Copy out all the records, word for word.

── Information supplied ──

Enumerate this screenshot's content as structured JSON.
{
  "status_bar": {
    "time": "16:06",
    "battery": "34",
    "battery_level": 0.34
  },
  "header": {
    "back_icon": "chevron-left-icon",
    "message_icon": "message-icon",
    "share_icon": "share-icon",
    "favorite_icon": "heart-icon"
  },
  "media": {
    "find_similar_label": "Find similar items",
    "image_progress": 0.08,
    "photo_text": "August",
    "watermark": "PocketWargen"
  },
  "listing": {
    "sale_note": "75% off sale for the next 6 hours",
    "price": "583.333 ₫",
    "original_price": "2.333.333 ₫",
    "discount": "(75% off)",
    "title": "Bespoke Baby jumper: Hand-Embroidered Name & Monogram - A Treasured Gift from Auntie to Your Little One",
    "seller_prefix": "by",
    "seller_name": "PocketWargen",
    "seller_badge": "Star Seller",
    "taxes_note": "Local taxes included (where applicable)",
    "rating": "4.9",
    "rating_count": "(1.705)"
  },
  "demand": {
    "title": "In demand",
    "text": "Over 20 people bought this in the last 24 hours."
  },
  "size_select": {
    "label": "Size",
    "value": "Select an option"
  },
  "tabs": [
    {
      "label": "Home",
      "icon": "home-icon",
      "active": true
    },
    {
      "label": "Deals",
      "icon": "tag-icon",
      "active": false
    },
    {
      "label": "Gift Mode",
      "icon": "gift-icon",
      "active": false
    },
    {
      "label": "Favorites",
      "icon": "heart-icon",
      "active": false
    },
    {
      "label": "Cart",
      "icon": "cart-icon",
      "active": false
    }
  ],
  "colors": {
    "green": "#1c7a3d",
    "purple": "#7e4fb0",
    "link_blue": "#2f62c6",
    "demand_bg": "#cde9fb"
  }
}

───

* Expected answer *
Enumerate this screenshot's content as structured JSON.
{
  "status_bar": {
    "time": "16:06",
    "battery": "34",
    "battery_level": 0.34
  },
  "header": {
    "back_icon": "chevron-left-icon",
    "message_icon": "message-icon",
    "share_icon": "share-icon",
    "favorite_icon": "heart-icon"
  },
  "media": {
    "find_similar_label": "Find similar items",
    "image_progress": 0.08,
    "photo_text": "August",
    "watermark": "PocketWargen"
  },
  "listing": {
    "sale_note": "75% off sale for the next 6 hours",
    "price": "583.333 ₫",
    "original_price": "2.333.333 ₫",
    "discount": "(75% off)",
    "title": "Bespoke Baby jumper: Hand-Embroidered Name & Monogram - A Treasured Gift from Auntie to Your Little One",
    "seller_prefix": "by",
    "seller_name": "PocketWargen",
    "seller_badge": "Star Seller",
    "taxes_note": "Local taxes included (where applicable)",
    "rating": "4.9",
    "rating_count": "(1.705)"
  },
  "demand": {
    "title": "In demand",
    "text": "Over 20 people bought this in the last 24 hours."
  },
  "size_select": {
    "label": "Size",
    "value": "Select an option"
  },
  "tabs": [
    {
      "label": "Home",
      "icon": "home-icon",
      "active": true
    },
    {
      "label": "Deals",
      "icon": "tag-icon",
      "active": false
    },
    {
      "label": "Gift Mode",
      "icon": "gift-icon",
      "active": false
    },
    {
      "label": "Favorites",
      "icon": "heart-icon",
      "active": false
    },
    {
      "label": "Cart",
      "icon": "cart-icon",
      "active": false
    }
  ],
  "colors": {
    "green": "#1c7a3d",
    "purple": "#7e4fb0",
    "link_blue": "#2f62c6",
    "demand_bg": "#cde9fb"
  }
}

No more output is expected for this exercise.